:: Records to process ::
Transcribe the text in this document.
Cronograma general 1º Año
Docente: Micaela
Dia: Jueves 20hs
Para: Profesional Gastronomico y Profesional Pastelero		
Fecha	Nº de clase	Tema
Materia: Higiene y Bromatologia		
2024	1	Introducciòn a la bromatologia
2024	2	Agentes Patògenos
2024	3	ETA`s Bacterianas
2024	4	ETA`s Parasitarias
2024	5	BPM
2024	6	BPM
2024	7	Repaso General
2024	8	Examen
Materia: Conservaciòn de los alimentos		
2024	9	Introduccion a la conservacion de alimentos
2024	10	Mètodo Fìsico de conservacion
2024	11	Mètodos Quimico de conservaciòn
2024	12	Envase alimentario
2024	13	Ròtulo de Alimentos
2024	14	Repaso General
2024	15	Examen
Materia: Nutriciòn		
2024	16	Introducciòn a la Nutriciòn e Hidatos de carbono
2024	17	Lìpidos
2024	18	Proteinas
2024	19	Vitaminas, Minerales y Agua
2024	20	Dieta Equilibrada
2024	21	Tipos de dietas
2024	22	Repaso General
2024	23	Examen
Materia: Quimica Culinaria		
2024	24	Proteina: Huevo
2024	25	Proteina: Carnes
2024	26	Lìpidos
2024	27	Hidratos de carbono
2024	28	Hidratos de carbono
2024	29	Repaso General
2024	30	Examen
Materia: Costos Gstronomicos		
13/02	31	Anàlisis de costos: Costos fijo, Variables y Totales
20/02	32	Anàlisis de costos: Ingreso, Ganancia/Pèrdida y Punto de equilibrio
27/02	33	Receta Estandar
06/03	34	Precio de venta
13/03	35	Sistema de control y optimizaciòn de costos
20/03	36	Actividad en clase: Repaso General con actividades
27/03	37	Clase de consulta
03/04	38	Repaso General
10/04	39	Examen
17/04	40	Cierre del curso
:::
Restate the full listing word for word, leaving out nothing.

Transcribe the text in this document.
Cronograma general 1º Año
Docente: Micaela
Dia: Jueves 20hs
Para: Profesional Gastronomico y Profesional Pastelero		
Fecha	Nº de clase	Tema
Materia: Higiene y Bromatologia		
2024	1	Introducciòn a la bromatologia
2024	2	Agentes Patògenos
2024	3	ETA`s Bacterianas
2024	4	ETA`s Parasitarias
2024	5	BPM
2024	6	BPM
2024	7	Repaso General
2024	8	Examen
Materia: Conservaciòn de los alimentos		
2024	9	Introduccion a la conservacion de alimentos
2024	10	Mètodo Fìsico de conservacion
2024	11	Mètodos Quimico de conservaciòn
2024	12	Envase alimentario
2024	13	Ròtulo de Alimentos
2024	14	Repaso General
2024	15	Examen
Materia: Nutriciòn		
2024	16	Introducciòn a la Nutriciòn e Hidatos de carbono
2024	17	Lìpidos
2024	18	Proteinas
2024	19	Vitaminas, Minerales y Agua
2024	20	Dieta Equilibrada
2024	21	Tipos de dietas
2024	22	Repaso General
2024	23	Examen
Materia: Quimica Culinaria		
2024	24	Proteina: Huevo
2024	25	Proteina: Carnes
2024	26	Lìpidos
2024	27	Hidratos de carbono
2024	28	Hidratos de carbono
2024	29	Repaso General
2024	30	Examen
Materia: Costos Gstronomicos		
13/02	31	Anàlisis de costos: Costos fijo, Variables y Totales
20/02	32	Anàlisis de costos: Ingreso, Ganancia/Pèrdida y Punto de equilibrio
27/02	33	Receta Estandar
06/03	34	Precio de venta
13/03	35	Sistema de control y optimizaciòn de costos
20/03	36	Actividad en clase: Repaso General con actividades
27/03	37	Clase de consulta
03/04	38	Repaso General
10/04	39	Examen
17/04	40	Cierre del curso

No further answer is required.